* start TASK MATERIAL *

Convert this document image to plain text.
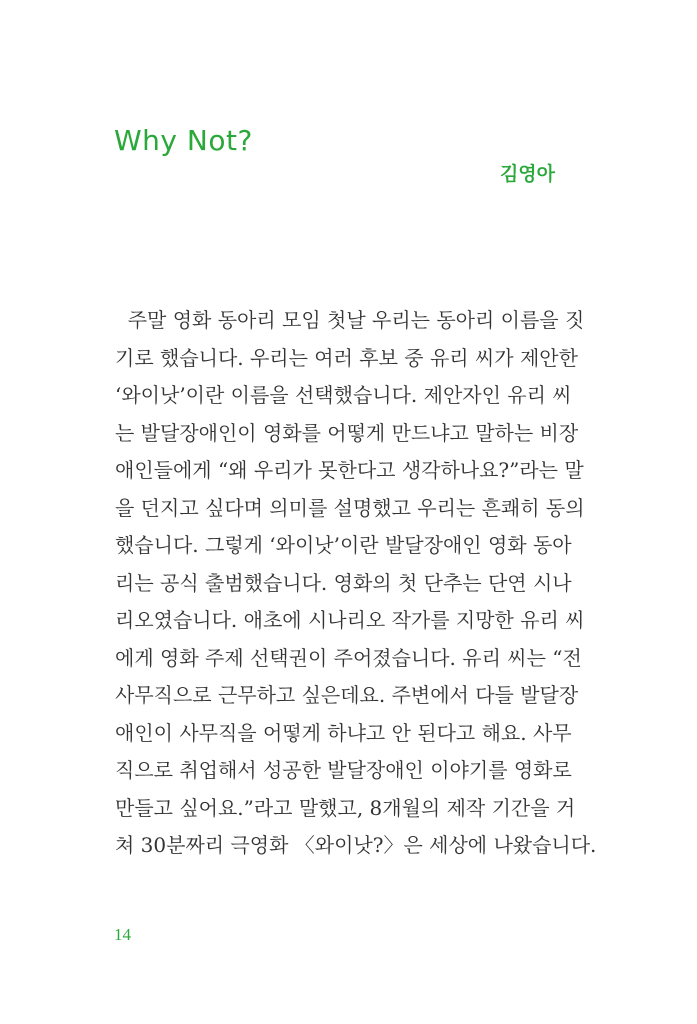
Why Not?
김영아
주말 영화 동아리 모임 첫날 우리는 동아리 이름을 짓
기로 했습니다. 우리는 여러 후보 중 유리 씨가 제안한
‘와이낫’이란 이름을 선택했습니다. 제안자인 유리 씨
는 발달장애인이 영화를 어떻게 만드냐고 말하는 비장
애인들에게 “왜 우리가 못한다고 생각하나요?”라는 말
을 던지고 싶다며 의미를 설명했고 우리는 흔쾌히 동의
했습니다. 그렇게 ‘와이낫’이란 발달장애인 영화 동아
리는 공식 출범했습니다. 영화의 첫 단추는 단연 시나
리오였습니다. 애초에 시나리오 작가를 지망한 유리 씨
에게 영화 주제 선택권이 주어졌습니다. 유리 씨는 “전
사무직으로 근무하고 싶은데요. 주변에서 다들 발달장
애인이 사무직을 어떻게 하냐고 안 된다고 해요. 사무
직으로 취업해서 성공한 발달장애인 이야기를 영화로
만들고 싶어요.”라고 말했고, 8개월의 제작 기간을 거
쳐 30분짜리 극영화 〈와이낫?〉은 세상에 나왔습니다.
14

* end TASK MATERIAL *

Pictures in the records above are not copied; print everything else exactly.

Convert this document image to plain text.
Why Not?
김영아
주말 영화 동아리 모임 첫날 우리는 동아리 이름을 짓
기로 했습니다. 우리는 여러 후보 중 유리 씨가 제안한
‘와이낫’이란 이름을 선택했습니다. 제안자인 유리 씨
는 발달장애인이 영화를 어떻게 만드냐고 말하는 비장
애인들에게 “왜 우리가 못한다고 생각하나요?”라는 말
을 던지고 싶다며 의미를 설명했고 우리는 흔쾌히 동의
했습니다. 그렇게 ‘와이낫’이란 발달장애인 영화 동아
리는 공식 출범했습니다. 영화의 첫 단추는 단연 시나
리오였습니다. 애초에 시나리오 작가를 지망한 유리 씨
에게 영화 주제 선택권이 주어졌습니다. 유리 씨는 “전
사무직으로 근무하고 싶은데요. 주변에서 다들 발달장
애인이 사무직을 어떻게 하냐고 안 된다고 해요. 사무
직으로 취업해서 성공한 발달장애인 이야기를 영화로
만들고 싶어요.”라고 말했고, 8개월의 제작 기간을 거
쳐 30분짜리 극영화 〈와이낫?〉은 세상에 나왔습니다.
14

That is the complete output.